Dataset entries
------------------------------------

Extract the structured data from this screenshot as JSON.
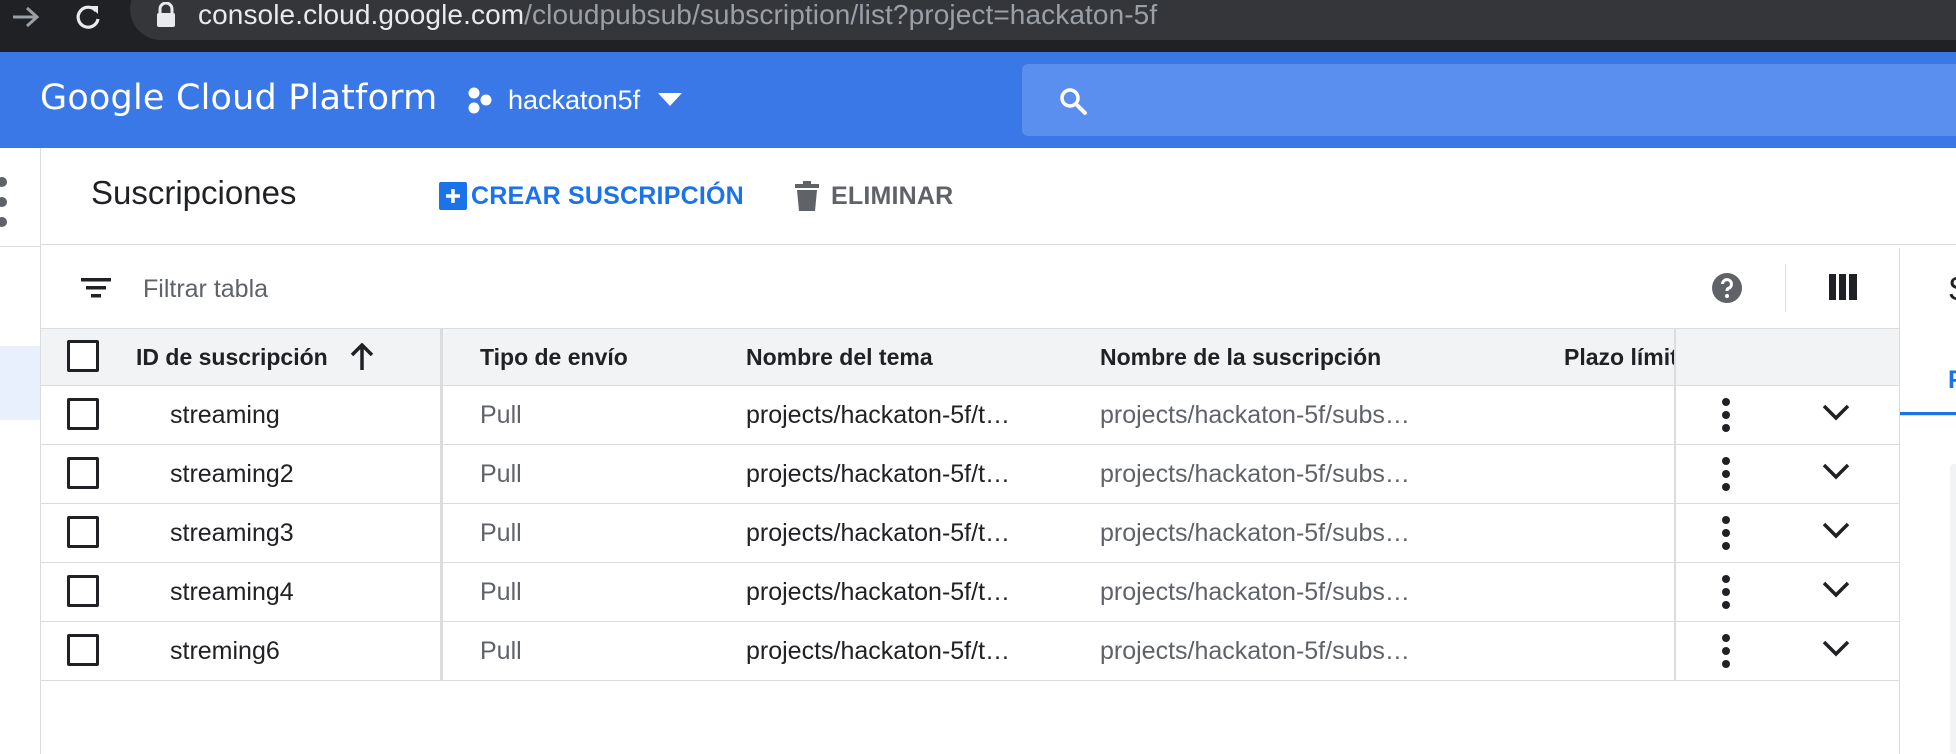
{
  "browser": {
    "url_host": "console.cloud.google.com",
    "url_path": "/cloudpubsub/subscription/list?project=hackaton-5f"
  },
  "header": {
    "brand": "Google Cloud Platform",
    "project": "hackaton5f",
    "search_placeholder": ""
  },
  "page": {
    "title": "Suscripciones",
    "create_label": "CREAR SUSCRIPCIÓN",
    "delete_label": "ELIMINAR"
  },
  "table": {
    "filter_placeholder": "Filtrar tabla",
    "columns": [
      "ID de suscripción",
      "Tipo de envío",
      "Nombre del tema",
      "Nombre de la suscripción",
      "Plazo límit"
    ],
    "sort": "ascending",
    "rows": [
      {
        "id": "streaming",
        "type": "Pull",
        "topic": "projects/hackaton-5f/t…",
        "name": "projects/hackaton-5f/subs…"
      },
      {
        "id": "streaming2",
        "type": "Pull",
        "topic": "projects/hackaton-5f/t…",
        "name": "projects/hackaton-5f/subs…"
      },
      {
        "id": "streaming3",
        "type": "Pull",
        "topic": "projects/hackaton-5f/t…",
        "name": "projects/hackaton-5f/subs…"
      },
      {
        "id": "streaming4",
        "type": "Pull",
        "topic": "projects/hackaton-5f/t…",
        "name": "projects/hackaton-5f/subs…"
      },
      {
        "id": "streming6",
        "type": "Pull",
        "topic": "projects/hackaton-5f/t…",
        "name": "projects/hackaton-5f/subs…"
      }
    ]
  },
  "side_panel": {
    "title_fragment": "S",
    "tab_fragment": "F"
  },
  "colors": {
    "header_bg": "#3b78e7",
    "accent": "#1a73e8",
    "browser_bg": "#202124"
  }
}
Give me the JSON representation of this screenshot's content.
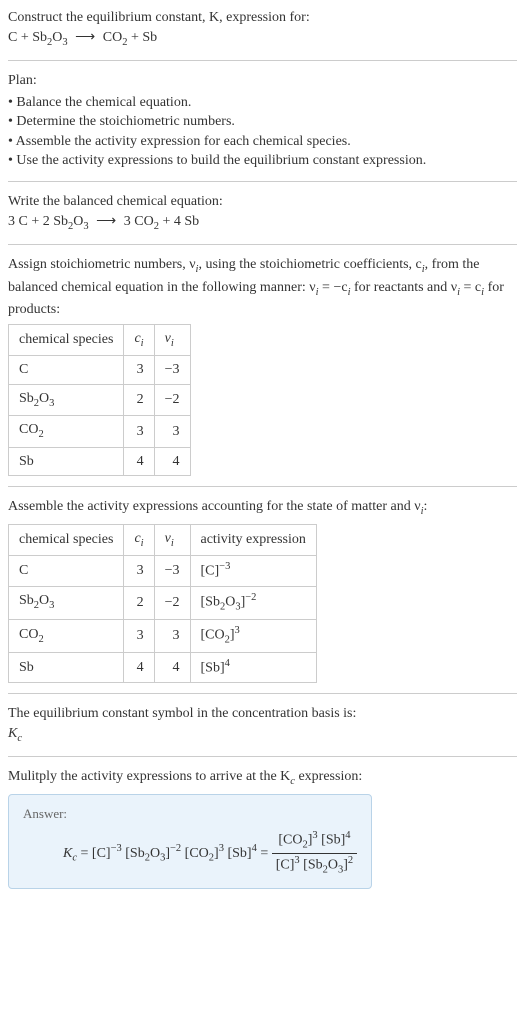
{
  "intro": {
    "line1": "Construct the equilibrium constant, K, expression for:",
    "equation_lhs": "C + Sb",
    "equation_sub1": "2",
    "equation_mid1": "O",
    "equation_sub2": "3",
    "equation_rhs1": "CO",
    "equation_rhs_sub": "2",
    "equation_rhs2": " + Sb",
    "arrow": "⟶"
  },
  "plan": {
    "header": "Plan:",
    "items": [
      "Balance the chemical equation.",
      "Determine the stoichiometric numbers.",
      "Assemble the activity expression for each chemical species.",
      "Use the activity expressions to build the equilibrium constant expression."
    ]
  },
  "balanced": {
    "header": "Write the balanced chemical equation:",
    "lhs": "3 C + 2 Sb",
    "sub1": "2",
    "mid1": "O",
    "sub2": "3",
    "arrow": "⟶",
    "rhs": "3 CO",
    "rhs_sub": "2",
    "rhs2": " + 4 Sb"
  },
  "stoich": {
    "header_a": "Assign stoichiometric numbers, ν",
    "header_a_sub": "i",
    "header_b": ", using the stoichiometric coefficients, c",
    "header_b_sub": "i",
    "header_c": ", from the balanced chemical equation in the following manner: ν",
    "header_c_sub": "i",
    "header_d": " = −c",
    "header_d_sub": "i",
    "header_e": " for reactants and ν",
    "header_e_sub": "i",
    "header_f": " = c",
    "header_f_sub": "i",
    "header_g": " for products:",
    "col1": "chemical species",
    "col2_a": "c",
    "col2_b": "i",
    "col3_a": "ν",
    "col3_b": "i",
    "rows": [
      {
        "species": "C",
        "sub": "",
        "c": "3",
        "v": "−3"
      },
      {
        "species": "Sb",
        "sub": "2O3",
        "c": "2",
        "v": "−2"
      },
      {
        "species": "CO",
        "sub": "2",
        "c": "3",
        "v": "3"
      },
      {
        "species": "Sb",
        "sub": "",
        "c": "4",
        "v": "4"
      }
    ]
  },
  "activity": {
    "header_a": "Assemble the activity expressions accounting for the state of matter and ν",
    "header_a_sub": "i",
    "header_b": ":",
    "col1": "chemical species",
    "col2_a": "c",
    "col2_b": "i",
    "col3_a": "ν",
    "col3_b": "i",
    "col4": "activity expression",
    "rows": [
      {
        "species": "C",
        "sub": "",
        "c": "3",
        "v": "−3",
        "act_base": "[C]",
        "act_sub": "",
        "act_exp": "−3"
      },
      {
        "species": "Sb",
        "sub": "2O3",
        "c": "2",
        "v": "−2",
        "act_base": "[Sb",
        "act_sub": "2O3",
        "act_close": "]",
        "act_exp": "−2"
      },
      {
        "species": "CO",
        "sub": "2",
        "c": "3",
        "v": "3",
        "act_base": "[CO",
        "act_sub": "2",
        "act_close": "]",
        "act_exp": "3"
      },
      {
        "species": "Sb",
        "sub": "",
        "c": "4",
        "v": "4",
        "act_base": "[Sb]",
        "act_sub": "",
        "act_exp": "4"
      }
    ]
  },
  "symbol": {
    "line1": "The equilibrium constant symbol in the concentration basis is:",
    "k": "K",
    "k_sub": "c"
  },
  "final": {
    "header_a": "Mulitply the activity expressions to arrive at the K",
    "header_a_sub": "c",
    "header_b": " expression:",
    "answer_label": "Answer:",
    "kc": "K",
    "kc_sub": "c",
    "eq": " = [C]",
    "e1": "−3",
    "t2": " [Sb",
    "t2sub": "2",
    "t2b": "O",
    "t2sub2": "3",
    "t2c": "]",
    "e2": "−2",
    "t3": " [CO",
    "t3sub": "2",
    "t3b": "]",
    "e3": "3",
    "t4": " [Sb]",
    "e4": "4",
    "eq2": " = ",
    "num_a": "[CO",
    "num_sub": "2",
    "num_b": "]",
    "num_e": "3",
    "num_c": " [Sb]",
    "num_e2": "4",
    "den_a": "[C]",
    "den_e": "3",
    "den_b": " [Sb",
    "den_sub": "2",
    "den_c": "O",
    "den_sub2": "3",
    "den_d": "]",
    "den_e2": "2"
  }
}
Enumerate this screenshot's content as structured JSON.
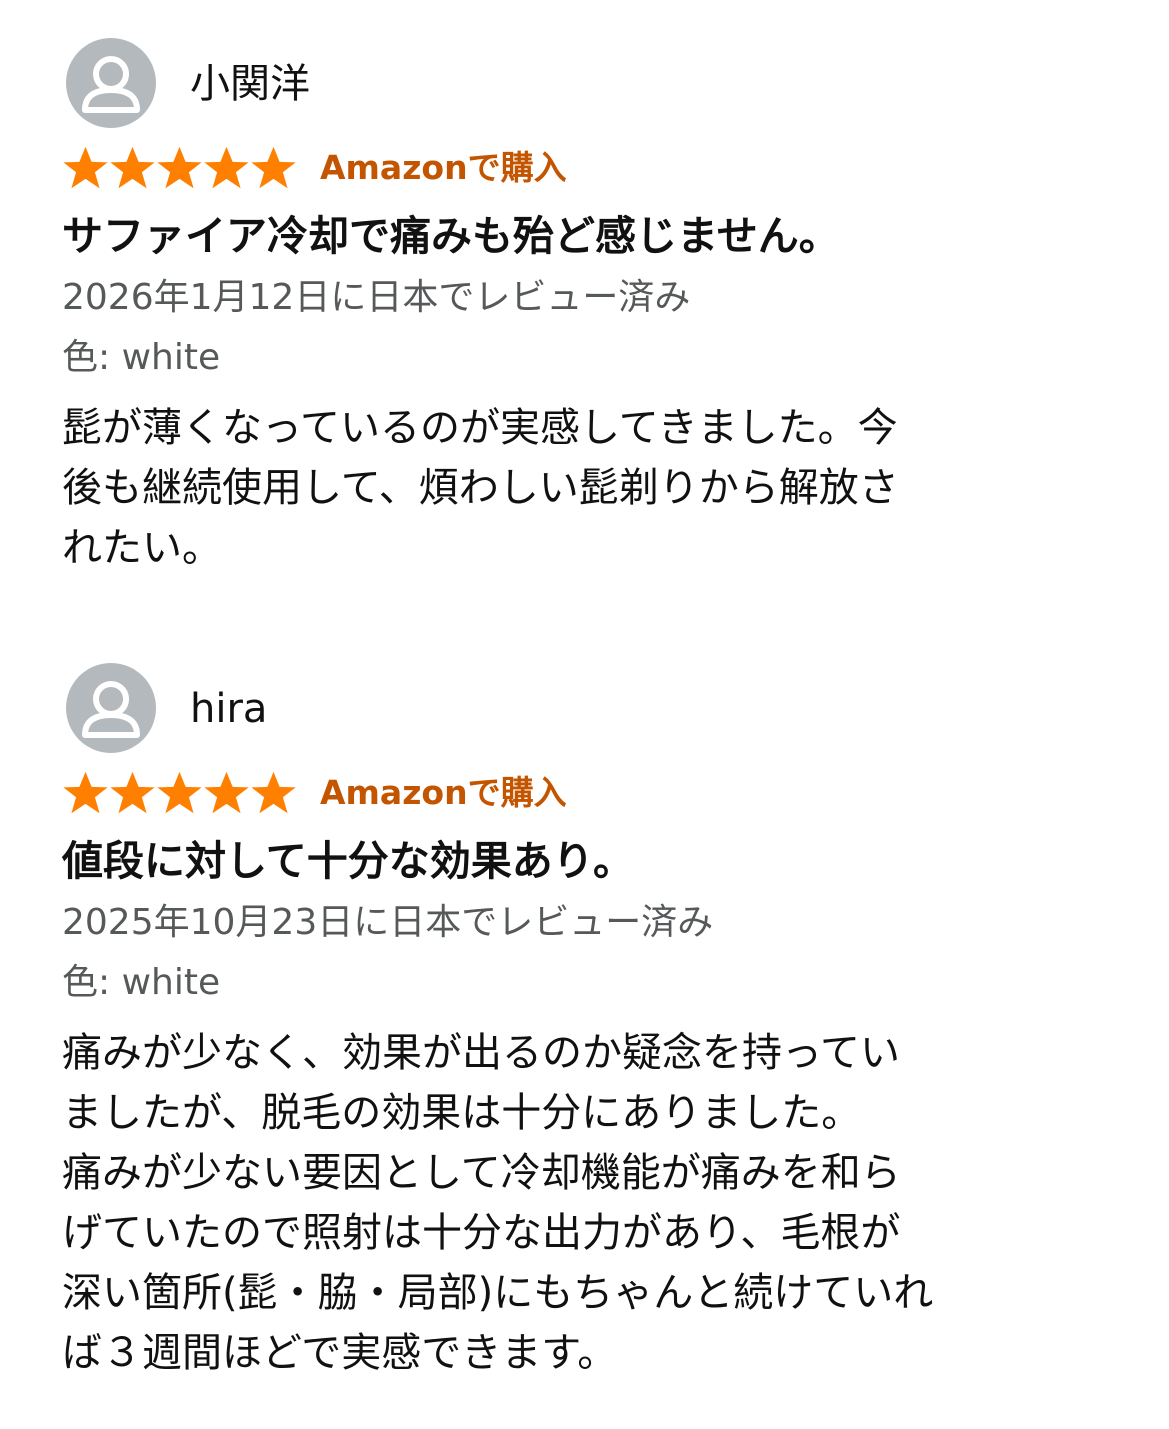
{
  "colors": {
    "star": "#ff8000",
    "verified": "#c45500",
    "meta_text": "#565959",
    "avatar_bg": "#b4b9bd"
  },
  "reviews": [
    {
      "reviewer": "小関洋",
      "avatar_icon": "user-silhouette-icon",
      "rating": 5,
      "rating_max": 5,
      "verified_label": "Amazonで購入",
      "title": "サファイア冷却で痛みも殆ど感じません。",
      "date": "2026年1月12日に日本でレビュー済み",
      "variant": "色: white",
      "body_lines": [
        "髭が薄くなっているのが実感してきました。今",
        "後も継続使用して、煩わしい髭剃りから解放さ",
        "れたい。"
      ]
    },
    {
      "reviewer": "hira",
      "avatar_icon": "user-silhouette-icon",
      "rating": 5,
      "rating_max": 5,
      "verified_label": "Amazonで購入",
      "title": "値段に対して十分な効果あり。",
      "date": "2025年10月23日に日本でレビュー済み",
      "variant": "色: white",
      "body_lines": [
        "痛みが少なく、効果が出るのか疑念を持ってい",
        "ましたが、脱毛の効果は十分にありました。",
        "痛みが少ない要因として冷却機能が痛みを和ら",
        "げていたので照射は十分な出力があり、毛根が",
        "深い箇所(髭・脇・局部)にもちゃんと続けていれ",
        "ば３週間ほどで実感できます。"
      ]
    }
  ]
}
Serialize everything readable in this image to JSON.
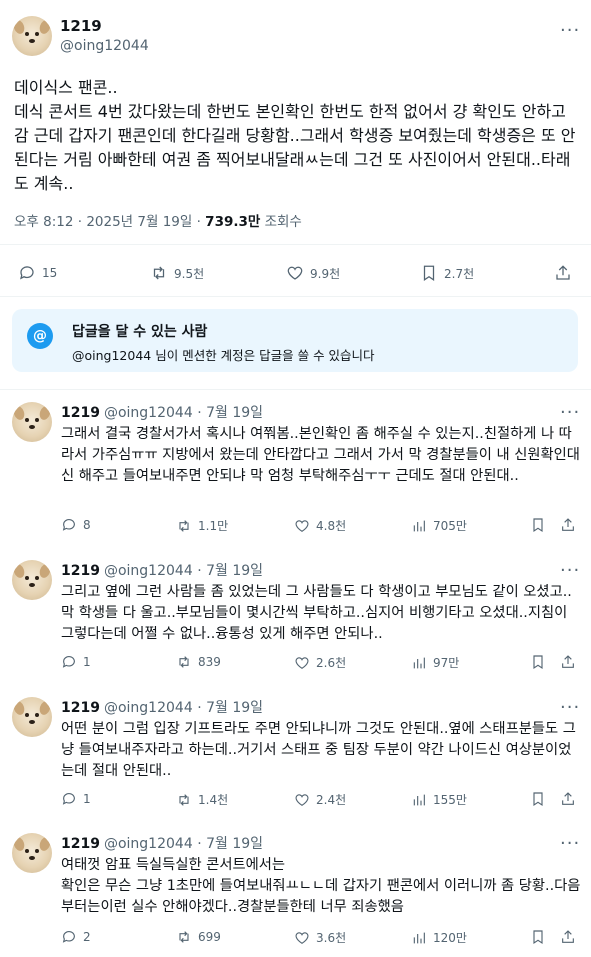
{
  "main": {
    "display_name": "1219",
    "handle": "@oing12044",
    "text": "데이식스 팬콘..\n데식 콘서트 4번 갔다왔는데 한번도 본인확인 한번도 한적 없어서 걍 확인도 안하고 감 근데 갑자기 팬콘인데 한다길래 당황함..그래서 학생증 보여줬는데 학생증은 또 안된다는 거림 아빠한테 여권 좀 찍어보내달래ㅆ는데 그건 또 사진이어서 안된대..타래도 계속..",
    "time": "오후 8:12",
    "date": "2025년 7월 19일",
    "views": "739.3만",
    "views_label": "조회수",
    "stats": {
      "replies": "15",
      "retweets": "9.5천",
      "likes": "9.9천",
      "bookmarks": "2.7천"
    }
  },
  "reply_restriction": {
    "title": "답글을 달 수 있는 사람",
    "desc": "@oing12044 님이 멘션한 계정은 답글을 쓸 수 있습니다"
  },
  "replies": [
    {
      "name": "1219",
      "handle": "@oing12044",
      "date": "· 7월 19일",
      "text": "그래서 결국 경찰서가서 혹시나 여쭤봄..본인확인 좀 해주실 수 있는지..친절하게 나 따라서 가주심ㅠㅠ 지방에서 왔는데 안타깝다고 그래서 가서 막 경찰분들이 내 신원확인대신 해주고 들여보내주면 안되냐 막 엄청 부탁해주심ㅜㅜ 근데도 절대 안된대..",
      "replies": "8",
      "retweets": "1.1만",
      "likes": "4.8천",
      "views": "705만"
    },
    {
      "name": "1219",
      "handle": "@oing12044",
      "date": "· 7월 19일",
      "text": "그리고 옆에 그런 사람들 좀 있었는데 그 사람들도 다 학생이고 부모님도 같이 오셨고..막 학생들 다 울고..부모님들이 몇시간씩 부탁하고..심지어 비행기타고 오셨대..지침이 그렇다는데 어쩔 수 없나..융통성 있게 해주면 안되나..",
      "replies": "1",
      "retweets": "839",
      "likes": "2.6천",
      "views": "97만"
    },
    {
      "name": "1219",
      "handle": "@oing12044",
      "date": "· 7월 19일",
      "text": "어떤 분이 그럼 입장 기프트라도 주면 안되냐니까 그것도 안된대..옆에 스태프분들도 그냥 들여보내주자라고 하는데..거기서 스태프 중 팀장 두분이 약간 나이드신 여상분이었는데 절대 안된대..",
      "replies": "1",
      "retweets": "1.4천",
      "likes": "2.4천",
      "views": "155만"
    },
    {
      "name": "1219",
      "handle": "@oing12044",
      "date": "· 7월 19일",
      "text": "여태껏 암표 득실득실한 콘서트에서는\n확인은 무슨 그냥 1초만에 들여보내줘ㅛㄴㄴ데 갑자기 팬콘에서 이러니까 좀 당황..다음부터는이런 실수 안해야겠다..경찰분들한테 너무 죄송했음",
      "replies": "2",
      "retweets": "699",
      "likes": "3.6천",
      "views": "120만"
    }
  ]
}
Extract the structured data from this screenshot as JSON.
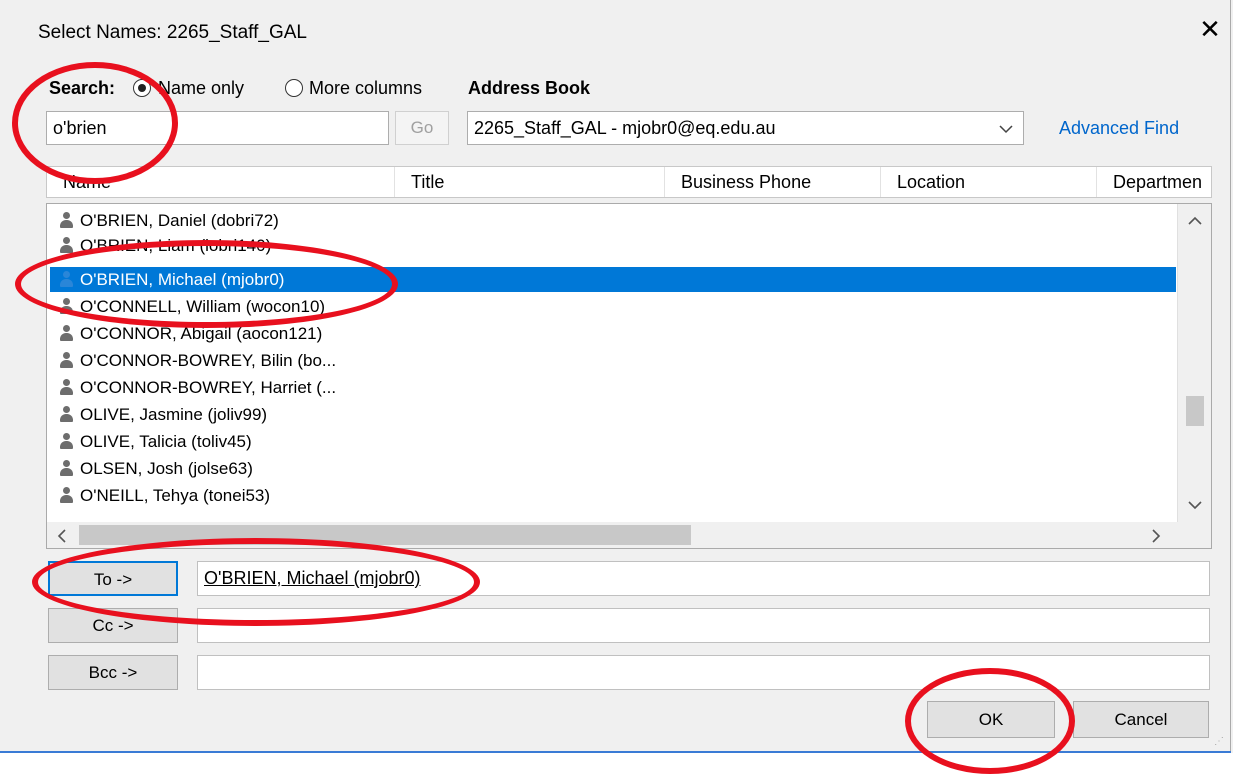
{
  "window": {
    "title": "Select Names: 2265_Staff_GAL",
    "close_glyph": "✕"
  },
  "search": {
    "label": "Search:",
    "option_name_only": "Name only",
    "option_more_columns": "More columns",
    "selected_option": "Name only",
    "query": "o'brien",
    "go_label": "Go"
  },
  "address_book": {
    "label": "Address Book",
    "selected": "2265_Staff_GAL - mjobr0@eq.edu.au",
    "advanced_find_label": "Advanced Find"
  },
  "columns": [
    "Name",
    "Title",
    "Business Phone",
    "Location",
    "Departmen"
  ],
  "names": [
    "O'BRIEN, Daniel (dobri72)",
    "O'BRIEN, Liam (lobri140)",
    "O'BRIEN, Michael (mjobr0)",
    "O'CONNELL, William (wocon10)",
    "O'CONNOR, Abigail (aocon121)",
    "O'CONNOR-BOWREY, Bilin (bo...",
    "O'CONNOR-BOWREY, Harriet (...",
    "OLIVE, Jasmine (joliv99)",
    "OLIVE, Talicia (toliv45)",
    "OLSEN, Josh (jolse63)",
    "O'NEILL, Tehya (tonei53)"
  ],
  "selected_name": "O'BRIEN, Michael (mjobr0)",
  "recipients": {
    "to_label": "To ->",
    "to_value": "O'BRIEN, Michael (mjobr0)",
    "cc_label": "Cc ->",
    "cc_value": "",
    "bcc_label": "Bcc ->",
    "bcc_value": ""
  },
  "buttons": {
    "ok": "OK",
    "cancel": "Cancel"
  },
  "colors": {
    "selection": "#0078d7",
    "annotation": "#e8101e",
    "link": "#0066cc"
  }
}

------------------------------------

* _What is required_:
Find every line in the records above that contains the word "OLIVE", and copy each one.

* _Response to the task_:
    "OLIVE, Jasmine (joliv99)",
    "OLIVE, Talicia (toliv45)",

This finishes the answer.